- _Exercise material_

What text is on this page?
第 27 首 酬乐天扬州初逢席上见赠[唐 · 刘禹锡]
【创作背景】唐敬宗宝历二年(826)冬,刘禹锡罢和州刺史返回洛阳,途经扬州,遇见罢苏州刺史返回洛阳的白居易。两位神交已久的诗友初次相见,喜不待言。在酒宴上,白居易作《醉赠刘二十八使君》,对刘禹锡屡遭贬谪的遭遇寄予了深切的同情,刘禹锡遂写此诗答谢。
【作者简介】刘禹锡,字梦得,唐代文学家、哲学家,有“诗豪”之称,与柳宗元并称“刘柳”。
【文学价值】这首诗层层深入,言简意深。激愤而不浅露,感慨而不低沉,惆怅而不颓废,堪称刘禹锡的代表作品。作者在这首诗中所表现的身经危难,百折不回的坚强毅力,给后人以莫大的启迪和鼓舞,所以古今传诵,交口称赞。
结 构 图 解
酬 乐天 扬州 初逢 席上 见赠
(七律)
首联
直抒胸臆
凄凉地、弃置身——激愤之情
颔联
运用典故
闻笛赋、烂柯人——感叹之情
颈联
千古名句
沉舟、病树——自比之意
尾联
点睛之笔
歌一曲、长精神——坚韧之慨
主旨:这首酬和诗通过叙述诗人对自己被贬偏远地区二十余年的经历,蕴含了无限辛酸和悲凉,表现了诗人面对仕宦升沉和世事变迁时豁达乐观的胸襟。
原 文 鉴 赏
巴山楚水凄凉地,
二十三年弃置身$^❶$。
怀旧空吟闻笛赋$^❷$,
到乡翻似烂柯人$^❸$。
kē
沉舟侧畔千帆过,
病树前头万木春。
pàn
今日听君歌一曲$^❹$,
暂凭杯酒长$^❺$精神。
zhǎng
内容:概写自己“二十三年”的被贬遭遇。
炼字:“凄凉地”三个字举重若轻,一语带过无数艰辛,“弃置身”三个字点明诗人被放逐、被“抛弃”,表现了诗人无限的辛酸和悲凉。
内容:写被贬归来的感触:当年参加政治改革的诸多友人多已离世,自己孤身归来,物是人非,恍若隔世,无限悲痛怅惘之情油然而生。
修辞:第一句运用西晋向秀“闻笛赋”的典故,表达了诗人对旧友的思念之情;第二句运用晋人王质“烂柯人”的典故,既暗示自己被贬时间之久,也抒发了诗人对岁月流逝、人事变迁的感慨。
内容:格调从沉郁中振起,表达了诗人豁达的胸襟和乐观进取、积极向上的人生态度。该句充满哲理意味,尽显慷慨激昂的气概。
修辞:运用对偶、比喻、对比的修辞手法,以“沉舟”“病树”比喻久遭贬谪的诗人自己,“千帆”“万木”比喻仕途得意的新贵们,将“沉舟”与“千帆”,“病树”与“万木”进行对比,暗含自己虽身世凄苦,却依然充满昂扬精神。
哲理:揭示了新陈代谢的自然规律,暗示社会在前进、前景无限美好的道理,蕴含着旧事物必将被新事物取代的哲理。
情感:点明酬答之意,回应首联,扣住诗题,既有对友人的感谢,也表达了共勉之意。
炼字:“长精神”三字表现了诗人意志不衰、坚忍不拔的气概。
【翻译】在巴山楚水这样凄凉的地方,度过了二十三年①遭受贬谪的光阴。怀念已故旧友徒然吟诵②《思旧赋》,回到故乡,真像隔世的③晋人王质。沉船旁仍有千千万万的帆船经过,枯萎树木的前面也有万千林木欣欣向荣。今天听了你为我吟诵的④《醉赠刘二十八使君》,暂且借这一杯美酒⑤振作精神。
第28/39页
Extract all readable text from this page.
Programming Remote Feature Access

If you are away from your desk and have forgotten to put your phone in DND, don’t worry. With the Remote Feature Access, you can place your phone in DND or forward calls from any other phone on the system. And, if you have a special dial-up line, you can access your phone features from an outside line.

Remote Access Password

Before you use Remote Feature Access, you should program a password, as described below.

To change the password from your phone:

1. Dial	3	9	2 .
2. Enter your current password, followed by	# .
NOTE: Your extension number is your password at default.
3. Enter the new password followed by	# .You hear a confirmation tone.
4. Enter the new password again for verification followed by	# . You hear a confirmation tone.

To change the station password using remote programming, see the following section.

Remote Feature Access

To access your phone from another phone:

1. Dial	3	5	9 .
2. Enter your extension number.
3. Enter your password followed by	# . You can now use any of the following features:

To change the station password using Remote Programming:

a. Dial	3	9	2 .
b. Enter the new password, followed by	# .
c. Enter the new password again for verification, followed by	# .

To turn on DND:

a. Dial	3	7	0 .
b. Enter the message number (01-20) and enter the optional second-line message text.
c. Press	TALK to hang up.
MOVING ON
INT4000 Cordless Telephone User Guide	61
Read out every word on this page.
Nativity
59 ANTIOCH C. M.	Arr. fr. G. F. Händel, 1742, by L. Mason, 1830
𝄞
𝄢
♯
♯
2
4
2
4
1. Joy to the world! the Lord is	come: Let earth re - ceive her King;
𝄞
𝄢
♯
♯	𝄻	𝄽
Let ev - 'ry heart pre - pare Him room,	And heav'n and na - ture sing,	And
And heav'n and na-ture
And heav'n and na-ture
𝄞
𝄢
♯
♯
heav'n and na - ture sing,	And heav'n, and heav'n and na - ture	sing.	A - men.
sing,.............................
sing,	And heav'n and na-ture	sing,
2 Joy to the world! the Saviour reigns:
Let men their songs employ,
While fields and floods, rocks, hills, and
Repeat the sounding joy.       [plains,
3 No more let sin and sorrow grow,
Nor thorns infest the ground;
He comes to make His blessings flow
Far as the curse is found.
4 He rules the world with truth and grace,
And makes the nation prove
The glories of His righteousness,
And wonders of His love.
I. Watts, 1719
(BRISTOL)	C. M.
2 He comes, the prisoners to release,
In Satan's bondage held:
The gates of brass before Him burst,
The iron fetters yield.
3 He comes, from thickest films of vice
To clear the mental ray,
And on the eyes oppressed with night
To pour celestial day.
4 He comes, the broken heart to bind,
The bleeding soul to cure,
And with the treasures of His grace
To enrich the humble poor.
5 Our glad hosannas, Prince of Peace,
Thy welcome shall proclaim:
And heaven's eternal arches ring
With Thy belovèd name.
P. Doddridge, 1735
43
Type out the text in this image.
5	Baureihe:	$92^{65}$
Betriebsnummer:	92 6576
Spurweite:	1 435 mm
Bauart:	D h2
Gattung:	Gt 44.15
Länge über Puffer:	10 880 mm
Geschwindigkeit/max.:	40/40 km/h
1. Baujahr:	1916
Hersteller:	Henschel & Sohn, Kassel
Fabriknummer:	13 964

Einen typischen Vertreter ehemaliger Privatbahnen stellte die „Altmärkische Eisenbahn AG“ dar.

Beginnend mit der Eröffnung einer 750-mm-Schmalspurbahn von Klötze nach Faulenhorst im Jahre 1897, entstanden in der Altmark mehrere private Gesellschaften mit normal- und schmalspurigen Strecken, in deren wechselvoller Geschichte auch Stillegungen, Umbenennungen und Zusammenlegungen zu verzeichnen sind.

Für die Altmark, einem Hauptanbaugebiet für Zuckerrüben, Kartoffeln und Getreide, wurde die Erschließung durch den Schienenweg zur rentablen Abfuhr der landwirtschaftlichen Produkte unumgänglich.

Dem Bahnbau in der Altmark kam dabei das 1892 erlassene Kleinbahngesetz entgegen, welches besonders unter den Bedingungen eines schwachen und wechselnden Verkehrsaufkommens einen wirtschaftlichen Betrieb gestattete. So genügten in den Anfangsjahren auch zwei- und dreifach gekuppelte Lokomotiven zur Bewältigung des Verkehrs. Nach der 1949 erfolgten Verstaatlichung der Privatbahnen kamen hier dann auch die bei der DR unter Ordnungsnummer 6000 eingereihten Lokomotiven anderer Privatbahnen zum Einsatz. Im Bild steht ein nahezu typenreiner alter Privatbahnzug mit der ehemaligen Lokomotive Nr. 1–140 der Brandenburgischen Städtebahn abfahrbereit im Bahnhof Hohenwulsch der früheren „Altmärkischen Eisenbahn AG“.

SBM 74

- _Aim_
Filter out every line that lacks the word "station", and copy the rest.

- _Solved exercise_
To change the station password using remote programming, see the following section.
To change the station password using Remote Programming:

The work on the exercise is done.